Make an exact copy of the lines below.

▸ Materials provided:
☆ ☆ ☆ ☆ ☆

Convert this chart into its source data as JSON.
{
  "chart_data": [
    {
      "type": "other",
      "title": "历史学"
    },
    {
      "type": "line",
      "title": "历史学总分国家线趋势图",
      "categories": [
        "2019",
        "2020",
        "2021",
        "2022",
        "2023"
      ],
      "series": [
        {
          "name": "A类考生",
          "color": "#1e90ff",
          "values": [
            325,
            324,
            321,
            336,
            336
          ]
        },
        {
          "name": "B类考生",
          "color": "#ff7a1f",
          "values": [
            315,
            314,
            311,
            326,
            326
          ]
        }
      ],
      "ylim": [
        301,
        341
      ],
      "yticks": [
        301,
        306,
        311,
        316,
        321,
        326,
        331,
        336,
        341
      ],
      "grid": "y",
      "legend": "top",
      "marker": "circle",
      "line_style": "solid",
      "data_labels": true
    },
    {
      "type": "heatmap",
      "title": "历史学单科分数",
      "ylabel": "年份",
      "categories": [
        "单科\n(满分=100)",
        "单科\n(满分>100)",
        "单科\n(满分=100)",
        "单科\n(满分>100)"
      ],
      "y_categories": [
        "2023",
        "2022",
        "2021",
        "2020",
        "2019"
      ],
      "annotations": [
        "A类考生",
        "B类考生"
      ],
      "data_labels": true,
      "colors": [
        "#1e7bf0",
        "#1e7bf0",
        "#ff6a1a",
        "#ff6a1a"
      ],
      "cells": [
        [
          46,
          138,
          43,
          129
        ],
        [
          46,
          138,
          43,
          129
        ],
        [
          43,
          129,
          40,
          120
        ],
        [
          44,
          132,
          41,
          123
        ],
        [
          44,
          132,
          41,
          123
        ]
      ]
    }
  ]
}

☆ ☆ ☆ ☆ ☆

▸ Completed exercise:
Convert this chart into its source data as JSON.
{
  "chart_data": [
    {
      "type": "other",
      "title": "历史学"
    },
    {
      "type": "line",
      "title": "历史学总分国家线趋势图",
      "categories": [
        "2019",
        "2020",
        "2021",
        "2022",
        "2023"
      ],
      "series": [
        {
          "name": "A类考生",
          "color": "#1e90ff",
          "values": [
            325,
            324,
            321,
            336,
            336
          ]
        },
        {
          "name": "B类考生",
          "color": "#ff7a1f",
          "values": [
            315,
            314,
            311,
            326,
            326
          ]
        }
      ],
      "ylim": [
        301,
        341
      ],
      "yticks": [
        301,
        306,
        311,
        316,
        321,
        326,
        331,
        336,
        341
      ],
      "grid": "y",
      "legend": "top",
      "marker": "circle",
      "line_style": "solid",
      "data_labels": true
    },
    {
      "type": "heatmap",
      "title": "历史学单科分数",
      "ylabel": "年份",
      "categories": [
        "单科\n(满分=100)",
        "单科\n(满分>100)",
        "单科\n(满分=100)",
        "单科\n(满分>100)"
      ],
      "y_categories": [
        "2023",
        "2022",
        "2021",
        "2020",
        "2019"
      ],
      "annotations": [
        "A类考生",
        "B类考生"
      ],
      "data_labels": true,
      "colors": [
        "#1e7bf0",
        "#1e7bf0",
        "#ff6a1a",
        "#ff6a1a"
      ],
      "cells": [
        [
          46,
          138,
          43,
          129
        ],
        [
          46,
          138,
          43,
          129
        ],
        [
          43,
          129,
          40,
          120
        ],
        [
          44,
          132,
          41,
          123
        ],
        [
          44,
          132,
          41,
          123
        ]
      ]
    }
  ]
}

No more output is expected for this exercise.